Problem → Only the pictures are omitted; repeat all other data exactly.

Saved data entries
####
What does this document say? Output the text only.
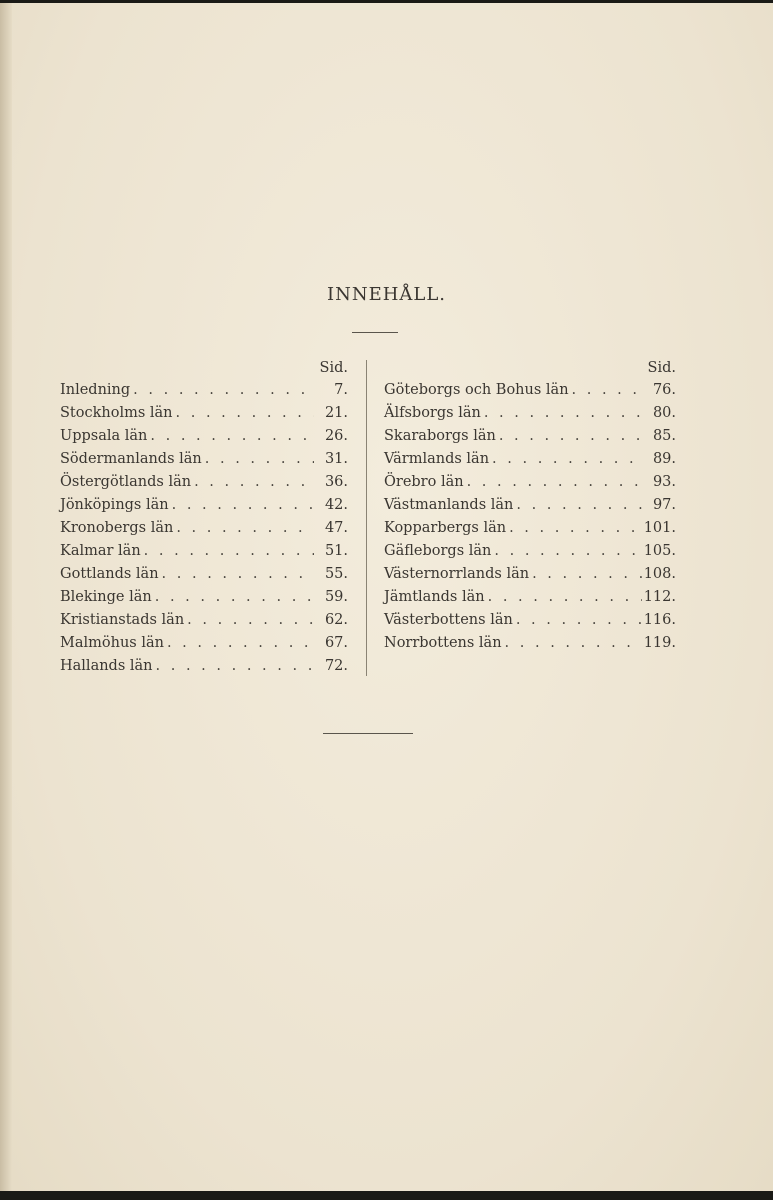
INNEHÅLL.
Sid.
Inledning . . .	7.
Stockholms län . . .	21.
Uppsala län . . .	26.
Södermanlands län . . .	31.
Östergötlands län . . .	36.
Jönköpings län . . .	42.
Kronobergs län . . .	47.
Kalmar län . . .	51.
Gottlands län . . .	55.
Blekinge län . . .	59.
Kristianstads län . . .	62.
Malmöhus län . . .	67.
Hallands län . . .	72.
Sid.
Göteborgs och Bohus län . . .	76.
Älfsborgs län . . .	80.
Skaraborgs län . . .	85.
Värmlands län . . .	89.
Örebro län . . .	93.
Västmanlands län . . .	97.
Kopparbergs län . . .	101.
Gäfleborgs län . . .	105.
Västernorrlands län . . .	108.
Jämtlands län . . .	112.
Västerbottens län . . .	116.
Norrbottens län . . .	119.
####
Complete response →
What does this document say? Output the text only.
INNEHÅLL.
Sid.
Inledning . . .	7.
Stockholms län . . .	21.
Uppsala län . . .	26.
Södermanlands län . . .	31.
Östergötlands län . . .	36.
Jönköpings län . . .	42.
Kronobergs län . . .	47.
Kalmar län . . .	51.
Gottlands län . . .	55.
Blekinge län . . .	59.
Kristianstads län . . .	62.
Malmöhus län . . .	67.
Hallands län . . .	72.
Sid.
Göteborgs och Bohus län . . .	76.
Älfsborgs län . . .	80.
Skaraborgs län . . .	85.
Värmlands län . . .	89.
Örebro län . . .	93.
Västmanlands län . . .	97.
Kopparbergs län . . .	101.
Gäfleborgs län . . .	105.
Västernorrlands län . . .	108.
Jämtlands län . . .	112.
Västerbottens län . . .	116.
Norrbottens län . . .	119.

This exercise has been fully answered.